#### WHAT NEEDS TO BE DONE
Reproduce every entry in the listing without alteration.

%%

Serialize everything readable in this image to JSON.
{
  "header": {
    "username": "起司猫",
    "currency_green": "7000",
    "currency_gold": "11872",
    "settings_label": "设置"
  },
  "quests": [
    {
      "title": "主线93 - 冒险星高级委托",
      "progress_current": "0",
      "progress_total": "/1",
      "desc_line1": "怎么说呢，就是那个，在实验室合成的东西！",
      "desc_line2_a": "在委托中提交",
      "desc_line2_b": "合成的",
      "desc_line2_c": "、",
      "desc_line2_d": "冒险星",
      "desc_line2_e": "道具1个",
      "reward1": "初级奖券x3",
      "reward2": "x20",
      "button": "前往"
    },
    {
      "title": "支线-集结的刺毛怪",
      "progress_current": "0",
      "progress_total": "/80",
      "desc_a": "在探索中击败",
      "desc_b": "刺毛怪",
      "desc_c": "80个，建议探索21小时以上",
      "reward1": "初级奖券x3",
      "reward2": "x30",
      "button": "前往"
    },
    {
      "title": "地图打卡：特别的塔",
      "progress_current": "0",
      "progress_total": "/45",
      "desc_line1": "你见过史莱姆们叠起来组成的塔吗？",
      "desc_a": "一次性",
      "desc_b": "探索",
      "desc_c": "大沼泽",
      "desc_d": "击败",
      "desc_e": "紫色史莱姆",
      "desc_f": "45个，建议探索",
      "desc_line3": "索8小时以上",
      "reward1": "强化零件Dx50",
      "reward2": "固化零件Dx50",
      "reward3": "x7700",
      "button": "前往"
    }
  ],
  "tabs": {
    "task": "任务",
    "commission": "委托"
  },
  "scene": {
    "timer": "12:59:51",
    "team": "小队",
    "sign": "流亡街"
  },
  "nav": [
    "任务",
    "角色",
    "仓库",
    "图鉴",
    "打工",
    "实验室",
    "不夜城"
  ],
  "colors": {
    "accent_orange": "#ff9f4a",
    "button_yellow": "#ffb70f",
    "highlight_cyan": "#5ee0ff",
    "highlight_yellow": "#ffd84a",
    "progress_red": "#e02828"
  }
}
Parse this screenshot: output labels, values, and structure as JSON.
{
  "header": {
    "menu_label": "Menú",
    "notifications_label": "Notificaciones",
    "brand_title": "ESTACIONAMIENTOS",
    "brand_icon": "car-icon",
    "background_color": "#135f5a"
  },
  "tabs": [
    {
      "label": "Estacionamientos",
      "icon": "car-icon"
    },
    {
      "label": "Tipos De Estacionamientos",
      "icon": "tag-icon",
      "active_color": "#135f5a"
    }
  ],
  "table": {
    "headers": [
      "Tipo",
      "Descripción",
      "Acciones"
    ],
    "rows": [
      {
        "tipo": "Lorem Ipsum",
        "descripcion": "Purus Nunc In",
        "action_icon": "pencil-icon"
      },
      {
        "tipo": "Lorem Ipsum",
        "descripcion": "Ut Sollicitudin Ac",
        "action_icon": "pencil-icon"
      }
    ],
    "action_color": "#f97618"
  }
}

%%

#### SOLUTION FOR THIS TASK
Serialize everything readable in this image to JSON.
{
  "header": {
    "username": "起司猫",
    "currency_green": "7000",
    "currency_gold": "11872",
    "settings_label": "设置"
  },
  "quests": [
    {
      "title": "主线93 - 冒险星高级委托",
      "progress_current": "0",
      "progress_total": "/1",
      "desc_line1": "怎么说呢，就是那个，在实验室合成的东西！",
      "desc_line2_a": "在委托中提交",
      "desc_line2_b": "合成的",
      "desc_line2_c": "、",
      "desc_line2_d": "冒险星",
      "desc_line2_e": "道具1个",
      "reward1": "初级奖券x3",
      "reward2": "x20",
      "button": "前往"
    },
    {
      "title": "支线-集结的刺毛怪",
      "progress_current": "0",
      "progress_total": "/80",
      "desc_a": "在探索中击败",
      "desc_b": "刺毛怪",
      "desc_c": "80个，建议探索21小时以上",
      "reward1": "初级奖券x3",
      "reward2": "x30",
      "button": "前往"
    },
    {
      "title": "地图打卡：特别的塔",
      "progress_current": "0",
      "progress_total": "/45",
      "desc_line1": "你见过史莱姆们叠起来组成的塔吗？",
      "desc_a": "一次性",
      "desc_b": "探索",
      "desc_c": "大沼泽",
      "desc_d": "击败",
      "desc_e": "紫色史莱姆",
      "desc_f": "45个，建议探索",
      "desc_line3": "索8小时以上",
      "reward1": "强化零件Dx50",
      "reward2": "固化零件Dx50",
      "reward3": "x7700",
      "button": "前往"
    }
  ],
  "tabs": {
    "task": "任务",
    "commission": "委托"
  },
  "scene": {
    "timer": "12:59:51",
    "team": "小队",
    "sign": "流亡街"
  },
  "nav": [
    "任务",
    "角色",
    "仓库",
    "图鉴",
    "打工",
    "实验室",
    "不夜城"
  ],
  "colors": {
    "accent_orange": "#ff9f4a",
    "button_yellow": "#ffb70f",
    "highlight_cyan": "#5ee0ff",
    "highlight_yellow": "#ffd84a",
    "progress_red": "#e02828"
  }
}
Parse this screenshot: output labels, values, and structure as JSON.
{
  "header": {
    "menu_label": "Menú",
    "notifications_label": "Notificaciones",
    "brand_title": "ESTACIONAMIENTOS",
    "brand_icon": "car-icon",
    "background_color": "#135f5a"
  },
  "tabs": [
    {
      "label": "Estacionamientos",
      "icon": "car-icon"
    },
    {
      "label": "Tipos De Estacionamientos",
      "icon": "tag-icon",
      "active_color": "#135f5a"
    }
  ],
  "table": {
    "headers": [
      "Tipo",
      "Descripción",
      "Acciones"
    ],
    "rows": [
      {
        "tipo": "Lorem Ipsum",
        "descripcion": "Purus Nunc In",
        "action_icon": "pencil-icon"
      },
      {
        "tipo": "Lorem Ipsum",
        "descripcion": "Ut Sollicitudin Ac",
        "action_icon": "pencil-icon"
      }
    ],
    "action_color": "#f97618"
  }
}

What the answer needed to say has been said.